* start RECORDS SUPPLIED *
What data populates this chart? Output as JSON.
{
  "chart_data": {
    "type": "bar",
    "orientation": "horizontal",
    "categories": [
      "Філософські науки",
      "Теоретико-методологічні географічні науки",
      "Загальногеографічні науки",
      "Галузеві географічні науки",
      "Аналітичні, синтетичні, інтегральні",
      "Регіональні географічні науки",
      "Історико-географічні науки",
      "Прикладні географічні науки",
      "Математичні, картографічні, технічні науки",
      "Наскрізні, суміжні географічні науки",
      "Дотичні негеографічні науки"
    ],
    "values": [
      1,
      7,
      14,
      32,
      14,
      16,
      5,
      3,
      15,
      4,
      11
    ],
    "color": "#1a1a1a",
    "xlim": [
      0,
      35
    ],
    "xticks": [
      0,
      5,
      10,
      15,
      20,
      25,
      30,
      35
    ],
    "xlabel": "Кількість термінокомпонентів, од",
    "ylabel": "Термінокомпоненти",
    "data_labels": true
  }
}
* end RECORDS SUPPLIED *
* start RECORDS SUPPLIED *
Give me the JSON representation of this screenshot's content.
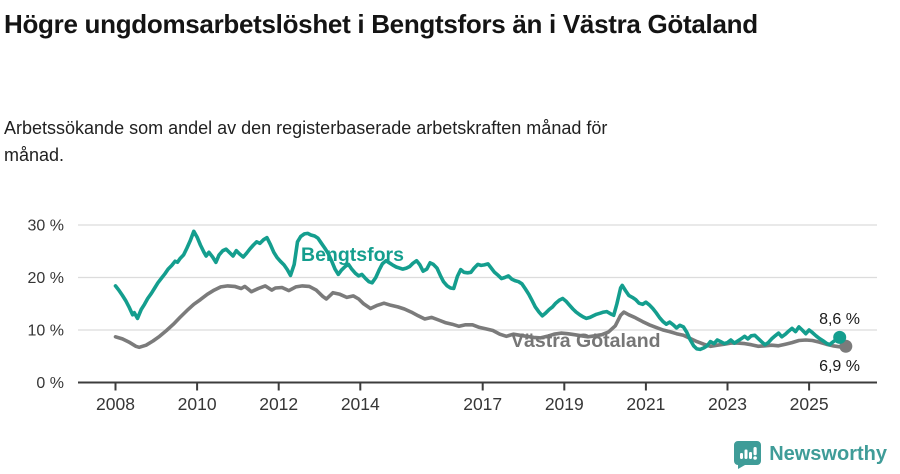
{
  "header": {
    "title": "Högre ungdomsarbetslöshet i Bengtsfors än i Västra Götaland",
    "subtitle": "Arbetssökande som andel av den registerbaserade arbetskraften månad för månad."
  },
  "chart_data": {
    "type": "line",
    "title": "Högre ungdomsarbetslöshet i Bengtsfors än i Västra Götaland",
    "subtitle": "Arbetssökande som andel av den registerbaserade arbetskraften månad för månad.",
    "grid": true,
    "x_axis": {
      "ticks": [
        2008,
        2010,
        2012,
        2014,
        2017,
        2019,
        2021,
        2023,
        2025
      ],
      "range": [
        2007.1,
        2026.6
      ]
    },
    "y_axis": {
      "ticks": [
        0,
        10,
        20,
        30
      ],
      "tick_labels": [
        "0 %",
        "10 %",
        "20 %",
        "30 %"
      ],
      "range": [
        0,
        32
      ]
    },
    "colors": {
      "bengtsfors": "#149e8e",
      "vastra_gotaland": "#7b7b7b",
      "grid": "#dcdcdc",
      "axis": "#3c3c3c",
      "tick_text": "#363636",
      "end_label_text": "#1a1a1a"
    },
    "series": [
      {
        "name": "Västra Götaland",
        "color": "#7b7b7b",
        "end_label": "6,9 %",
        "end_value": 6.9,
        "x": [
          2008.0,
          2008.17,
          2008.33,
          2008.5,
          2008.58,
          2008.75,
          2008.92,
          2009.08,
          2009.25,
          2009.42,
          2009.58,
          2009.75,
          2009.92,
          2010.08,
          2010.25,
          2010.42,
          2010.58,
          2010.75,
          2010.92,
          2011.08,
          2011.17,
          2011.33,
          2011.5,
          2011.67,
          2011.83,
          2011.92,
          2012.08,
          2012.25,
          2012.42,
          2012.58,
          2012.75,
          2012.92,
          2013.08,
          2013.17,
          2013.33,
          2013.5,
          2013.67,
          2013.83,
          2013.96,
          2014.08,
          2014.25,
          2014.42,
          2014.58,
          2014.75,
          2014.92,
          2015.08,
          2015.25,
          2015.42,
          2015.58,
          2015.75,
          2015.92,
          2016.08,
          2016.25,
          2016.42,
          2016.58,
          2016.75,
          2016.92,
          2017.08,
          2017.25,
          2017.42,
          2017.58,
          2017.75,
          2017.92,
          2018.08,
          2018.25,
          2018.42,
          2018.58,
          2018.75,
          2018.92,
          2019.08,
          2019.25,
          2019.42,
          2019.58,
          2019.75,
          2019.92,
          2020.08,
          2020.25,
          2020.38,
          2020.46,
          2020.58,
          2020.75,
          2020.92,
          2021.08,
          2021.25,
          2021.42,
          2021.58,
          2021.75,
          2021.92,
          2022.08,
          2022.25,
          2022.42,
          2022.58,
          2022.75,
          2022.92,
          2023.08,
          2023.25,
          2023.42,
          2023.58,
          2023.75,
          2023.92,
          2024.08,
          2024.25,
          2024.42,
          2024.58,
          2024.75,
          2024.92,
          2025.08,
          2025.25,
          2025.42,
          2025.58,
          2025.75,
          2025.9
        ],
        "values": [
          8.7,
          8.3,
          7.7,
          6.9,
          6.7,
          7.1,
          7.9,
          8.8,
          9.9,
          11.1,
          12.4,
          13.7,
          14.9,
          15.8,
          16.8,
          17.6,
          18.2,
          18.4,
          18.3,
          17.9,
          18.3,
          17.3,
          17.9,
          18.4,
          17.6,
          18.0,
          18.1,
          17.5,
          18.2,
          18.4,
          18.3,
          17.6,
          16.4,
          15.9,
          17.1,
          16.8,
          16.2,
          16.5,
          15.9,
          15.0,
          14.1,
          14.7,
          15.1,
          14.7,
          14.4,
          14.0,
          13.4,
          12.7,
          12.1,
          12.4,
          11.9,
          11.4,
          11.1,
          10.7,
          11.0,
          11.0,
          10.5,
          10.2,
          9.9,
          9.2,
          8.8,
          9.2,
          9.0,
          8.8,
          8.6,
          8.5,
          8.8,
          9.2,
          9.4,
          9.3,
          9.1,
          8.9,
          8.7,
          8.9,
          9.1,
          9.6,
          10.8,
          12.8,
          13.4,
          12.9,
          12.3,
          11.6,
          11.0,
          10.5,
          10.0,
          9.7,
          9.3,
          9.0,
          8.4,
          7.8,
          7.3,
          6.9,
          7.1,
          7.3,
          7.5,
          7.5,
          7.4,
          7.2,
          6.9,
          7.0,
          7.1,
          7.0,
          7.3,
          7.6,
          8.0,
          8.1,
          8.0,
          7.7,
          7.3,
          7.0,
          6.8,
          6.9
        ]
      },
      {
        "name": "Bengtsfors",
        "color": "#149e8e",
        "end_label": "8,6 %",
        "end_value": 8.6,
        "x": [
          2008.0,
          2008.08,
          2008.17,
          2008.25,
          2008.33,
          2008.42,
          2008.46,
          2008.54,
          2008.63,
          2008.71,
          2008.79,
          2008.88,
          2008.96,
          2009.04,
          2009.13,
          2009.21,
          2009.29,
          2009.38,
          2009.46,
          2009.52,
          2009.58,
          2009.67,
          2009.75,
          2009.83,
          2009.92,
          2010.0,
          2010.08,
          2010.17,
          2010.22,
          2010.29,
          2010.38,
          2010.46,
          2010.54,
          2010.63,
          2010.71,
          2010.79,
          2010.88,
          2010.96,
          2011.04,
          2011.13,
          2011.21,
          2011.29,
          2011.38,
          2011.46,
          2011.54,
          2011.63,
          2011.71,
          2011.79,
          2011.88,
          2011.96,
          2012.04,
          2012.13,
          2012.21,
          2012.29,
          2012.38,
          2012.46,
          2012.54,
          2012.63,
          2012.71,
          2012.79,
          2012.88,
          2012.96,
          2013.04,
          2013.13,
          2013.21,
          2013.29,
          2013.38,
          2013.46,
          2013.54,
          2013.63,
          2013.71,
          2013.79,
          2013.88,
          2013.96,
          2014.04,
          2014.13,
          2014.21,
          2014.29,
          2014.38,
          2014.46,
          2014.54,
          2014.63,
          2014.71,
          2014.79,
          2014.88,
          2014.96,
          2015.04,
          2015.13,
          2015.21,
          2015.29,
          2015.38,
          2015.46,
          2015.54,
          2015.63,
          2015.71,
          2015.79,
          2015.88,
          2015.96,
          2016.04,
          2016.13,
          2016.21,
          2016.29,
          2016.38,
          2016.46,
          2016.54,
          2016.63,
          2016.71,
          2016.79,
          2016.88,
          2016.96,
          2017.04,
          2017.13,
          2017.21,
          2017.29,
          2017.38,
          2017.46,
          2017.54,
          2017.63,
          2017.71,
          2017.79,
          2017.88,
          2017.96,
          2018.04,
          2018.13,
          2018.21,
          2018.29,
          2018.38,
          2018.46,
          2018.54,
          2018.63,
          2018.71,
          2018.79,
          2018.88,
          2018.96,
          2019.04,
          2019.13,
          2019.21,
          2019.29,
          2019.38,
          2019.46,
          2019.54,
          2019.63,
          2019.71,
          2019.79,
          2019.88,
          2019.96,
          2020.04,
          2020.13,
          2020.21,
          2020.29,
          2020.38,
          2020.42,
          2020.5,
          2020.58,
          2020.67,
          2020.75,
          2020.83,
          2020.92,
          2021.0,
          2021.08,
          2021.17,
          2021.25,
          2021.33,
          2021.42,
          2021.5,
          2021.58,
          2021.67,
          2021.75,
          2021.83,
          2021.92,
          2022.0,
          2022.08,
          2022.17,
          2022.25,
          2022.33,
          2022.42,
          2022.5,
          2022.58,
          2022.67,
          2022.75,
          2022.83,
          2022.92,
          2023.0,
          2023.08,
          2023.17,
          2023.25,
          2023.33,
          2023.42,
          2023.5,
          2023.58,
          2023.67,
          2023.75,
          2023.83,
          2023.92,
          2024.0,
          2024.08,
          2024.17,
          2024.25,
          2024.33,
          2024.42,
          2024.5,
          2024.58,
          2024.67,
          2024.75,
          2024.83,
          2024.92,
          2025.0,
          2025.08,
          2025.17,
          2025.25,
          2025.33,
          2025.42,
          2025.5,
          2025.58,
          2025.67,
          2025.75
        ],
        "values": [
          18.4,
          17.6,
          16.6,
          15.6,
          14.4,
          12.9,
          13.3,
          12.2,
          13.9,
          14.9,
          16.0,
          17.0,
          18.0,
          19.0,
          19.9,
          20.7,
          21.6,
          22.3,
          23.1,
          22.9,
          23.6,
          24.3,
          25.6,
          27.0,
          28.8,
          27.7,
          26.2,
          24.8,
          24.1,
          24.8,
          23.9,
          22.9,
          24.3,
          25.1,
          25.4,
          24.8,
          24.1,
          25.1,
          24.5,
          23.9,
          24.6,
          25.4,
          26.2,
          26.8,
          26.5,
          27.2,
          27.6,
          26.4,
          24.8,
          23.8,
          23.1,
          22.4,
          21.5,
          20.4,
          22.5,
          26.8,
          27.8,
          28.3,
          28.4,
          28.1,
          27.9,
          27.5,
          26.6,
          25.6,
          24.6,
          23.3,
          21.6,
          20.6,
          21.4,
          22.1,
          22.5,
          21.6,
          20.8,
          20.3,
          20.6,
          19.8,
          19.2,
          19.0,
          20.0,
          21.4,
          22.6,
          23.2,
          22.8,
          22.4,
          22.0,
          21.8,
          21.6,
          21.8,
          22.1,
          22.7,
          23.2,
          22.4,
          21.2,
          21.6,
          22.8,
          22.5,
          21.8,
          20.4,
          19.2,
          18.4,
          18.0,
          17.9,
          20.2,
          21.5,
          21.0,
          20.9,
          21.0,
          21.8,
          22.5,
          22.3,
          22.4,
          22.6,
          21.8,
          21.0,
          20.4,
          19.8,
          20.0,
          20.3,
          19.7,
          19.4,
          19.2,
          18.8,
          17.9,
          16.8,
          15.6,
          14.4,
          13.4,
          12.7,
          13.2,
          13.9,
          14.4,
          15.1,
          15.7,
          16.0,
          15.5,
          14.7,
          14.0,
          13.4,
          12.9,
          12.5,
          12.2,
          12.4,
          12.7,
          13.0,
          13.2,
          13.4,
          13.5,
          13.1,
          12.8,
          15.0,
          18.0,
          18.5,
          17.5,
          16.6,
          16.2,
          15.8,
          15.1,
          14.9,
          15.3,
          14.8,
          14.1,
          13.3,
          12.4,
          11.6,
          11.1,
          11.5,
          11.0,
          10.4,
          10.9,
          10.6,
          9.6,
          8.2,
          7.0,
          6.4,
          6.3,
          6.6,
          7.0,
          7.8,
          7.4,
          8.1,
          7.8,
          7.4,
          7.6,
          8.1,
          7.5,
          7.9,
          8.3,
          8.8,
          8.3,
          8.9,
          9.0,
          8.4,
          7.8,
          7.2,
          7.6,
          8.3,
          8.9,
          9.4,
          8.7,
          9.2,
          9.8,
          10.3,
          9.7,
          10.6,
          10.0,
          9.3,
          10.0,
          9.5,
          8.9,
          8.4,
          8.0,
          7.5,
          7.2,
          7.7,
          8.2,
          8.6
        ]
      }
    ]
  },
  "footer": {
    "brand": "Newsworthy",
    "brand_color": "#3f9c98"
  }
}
* end RECORDS SUPPLIED *
Locate the word "JSON" in the records above, and return each line that has it.

What data populates this chart? Output as JSON.
Give me the JSON representation of this screenshot's content.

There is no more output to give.